» Exercise task
Go through the entries below and count the lines holding the word "protocol". Reply with only the number, please.
-- START Data listing --
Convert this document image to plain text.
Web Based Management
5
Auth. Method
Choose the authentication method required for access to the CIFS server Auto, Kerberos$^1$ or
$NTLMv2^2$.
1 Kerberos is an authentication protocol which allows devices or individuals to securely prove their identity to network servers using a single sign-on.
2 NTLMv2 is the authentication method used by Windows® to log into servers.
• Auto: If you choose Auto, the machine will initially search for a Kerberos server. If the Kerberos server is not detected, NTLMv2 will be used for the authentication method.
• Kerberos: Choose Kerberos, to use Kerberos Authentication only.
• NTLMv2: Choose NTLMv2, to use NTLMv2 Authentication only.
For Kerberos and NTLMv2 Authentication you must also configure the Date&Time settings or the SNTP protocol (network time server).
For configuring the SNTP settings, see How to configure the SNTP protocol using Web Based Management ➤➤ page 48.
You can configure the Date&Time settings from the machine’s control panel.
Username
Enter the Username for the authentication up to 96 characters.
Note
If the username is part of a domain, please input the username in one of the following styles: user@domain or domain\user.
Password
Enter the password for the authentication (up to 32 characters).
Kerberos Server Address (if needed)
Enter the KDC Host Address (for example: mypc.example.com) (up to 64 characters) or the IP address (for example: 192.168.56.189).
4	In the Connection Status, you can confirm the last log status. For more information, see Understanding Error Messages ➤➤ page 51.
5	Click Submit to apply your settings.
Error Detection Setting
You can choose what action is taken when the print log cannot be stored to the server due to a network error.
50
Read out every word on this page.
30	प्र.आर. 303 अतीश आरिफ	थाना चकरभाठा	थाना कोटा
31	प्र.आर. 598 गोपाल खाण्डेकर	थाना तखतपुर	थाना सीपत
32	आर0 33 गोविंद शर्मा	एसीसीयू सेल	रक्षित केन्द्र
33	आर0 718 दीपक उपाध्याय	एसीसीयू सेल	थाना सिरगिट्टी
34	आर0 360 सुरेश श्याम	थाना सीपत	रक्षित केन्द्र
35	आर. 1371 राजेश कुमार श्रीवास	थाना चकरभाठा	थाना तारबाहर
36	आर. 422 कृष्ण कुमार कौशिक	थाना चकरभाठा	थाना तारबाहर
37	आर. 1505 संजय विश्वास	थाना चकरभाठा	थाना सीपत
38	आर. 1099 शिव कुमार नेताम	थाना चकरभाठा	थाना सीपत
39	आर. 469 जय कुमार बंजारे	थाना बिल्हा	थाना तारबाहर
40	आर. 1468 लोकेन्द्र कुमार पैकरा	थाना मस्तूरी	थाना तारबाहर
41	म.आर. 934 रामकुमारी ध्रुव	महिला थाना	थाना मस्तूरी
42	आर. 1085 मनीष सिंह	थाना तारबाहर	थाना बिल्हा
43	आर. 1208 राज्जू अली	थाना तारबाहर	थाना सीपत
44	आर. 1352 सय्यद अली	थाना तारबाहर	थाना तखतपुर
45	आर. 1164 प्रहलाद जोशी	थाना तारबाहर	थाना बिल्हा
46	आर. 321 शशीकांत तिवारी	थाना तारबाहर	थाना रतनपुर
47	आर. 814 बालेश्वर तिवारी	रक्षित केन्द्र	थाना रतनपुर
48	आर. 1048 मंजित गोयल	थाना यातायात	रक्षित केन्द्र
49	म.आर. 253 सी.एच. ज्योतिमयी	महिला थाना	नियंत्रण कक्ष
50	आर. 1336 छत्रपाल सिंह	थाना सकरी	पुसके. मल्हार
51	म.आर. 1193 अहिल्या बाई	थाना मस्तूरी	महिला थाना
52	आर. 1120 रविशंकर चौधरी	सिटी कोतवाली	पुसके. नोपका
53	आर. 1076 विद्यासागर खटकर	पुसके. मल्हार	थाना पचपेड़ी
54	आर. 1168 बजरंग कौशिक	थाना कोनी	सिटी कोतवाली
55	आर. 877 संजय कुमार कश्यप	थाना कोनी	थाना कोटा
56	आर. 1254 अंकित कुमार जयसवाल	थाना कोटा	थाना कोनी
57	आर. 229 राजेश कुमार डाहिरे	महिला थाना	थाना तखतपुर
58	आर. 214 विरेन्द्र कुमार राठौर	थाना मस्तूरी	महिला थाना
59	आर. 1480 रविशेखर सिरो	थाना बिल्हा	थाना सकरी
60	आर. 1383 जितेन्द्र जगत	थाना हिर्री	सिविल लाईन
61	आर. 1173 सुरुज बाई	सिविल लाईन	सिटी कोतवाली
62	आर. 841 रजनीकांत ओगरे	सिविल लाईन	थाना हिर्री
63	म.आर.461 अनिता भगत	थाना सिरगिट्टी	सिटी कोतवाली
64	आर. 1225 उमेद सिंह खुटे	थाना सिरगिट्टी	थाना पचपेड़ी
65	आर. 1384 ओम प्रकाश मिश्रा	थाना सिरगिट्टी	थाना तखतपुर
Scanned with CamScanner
-- END Data listing --
» Solution for this problem
3